Data entries
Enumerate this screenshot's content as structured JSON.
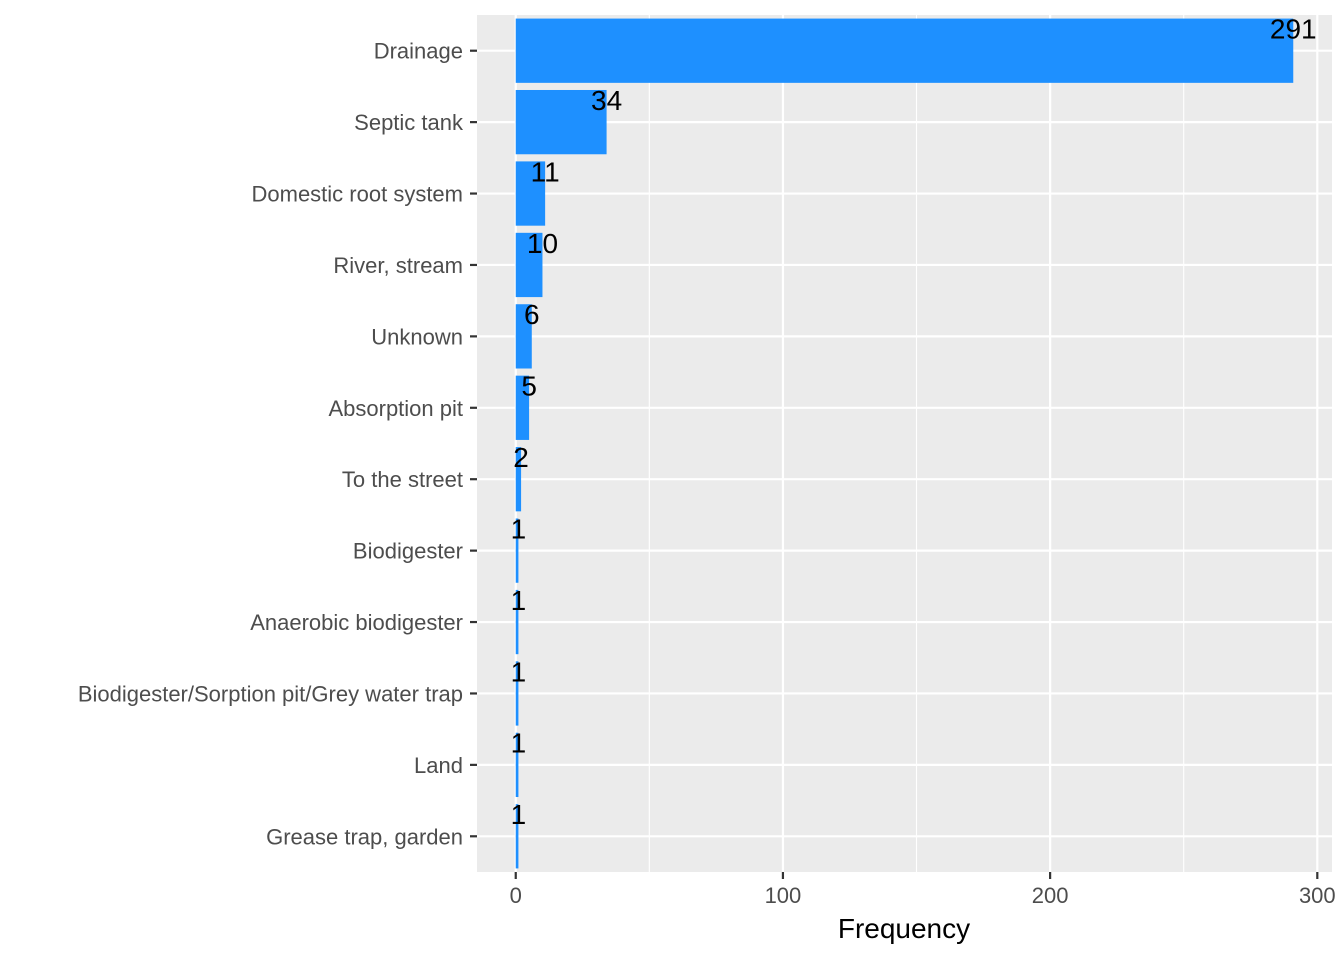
{
  "chart_data": {
    "type": "bar",
    "orientation": "horizontal",
    "categories": [
      "Drainage",
      "Septic tank",
      "Domestic root system",
      "River, stream",
      "Unknown",
      "Absorption pit",
      "To the street",
      "Biodigester",
      "Anaerobic biodigester",
      "Biodigester/Sorption pit/Grey water trap",
      "Land",
      "Grease trap, garden"
    ],
    "values": [
      291,
      34,
      11,
      10,
      6,
      5,
      2,
      1,
      1,
      1,
      1,
      1
    ],
    "data_labels": [
      "291",
      "34",
      "11",
      "10",
      "6",
      "5",
      "2",
      "1",
      "1",
      "1",
      "1",
      "1"
    ],
    "title": "",
    "xlabel": "Frequency",
    "ylabel": "",
    "xlim": [
      -14.5,
      305.5
    ],
    "x_ticks": [
      0,
      100,
      200,
      300
    ],
    "x_tick_labels": [
      "0",
      "100",
      "200",
      "300"
    ],
    "x_minor_ticks": [
      50,
      150,
      250
    ],
    "grid": true,
    "legend": "none",
    "colors": {
      "bar": "#1e90ff",
      "panel_background": "#ebebeb",
      "grid_line": "#ffffff",
      "axis_text": "#4d4d4d",
      "data_label": "#000000"
    }
  }
}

DIRECTION ::
Return all lines containing the word "trap".

FINAL ANSWER ::
      "Biodigester/Sorption pit/Grey water trap",
      "Grease trap, garden"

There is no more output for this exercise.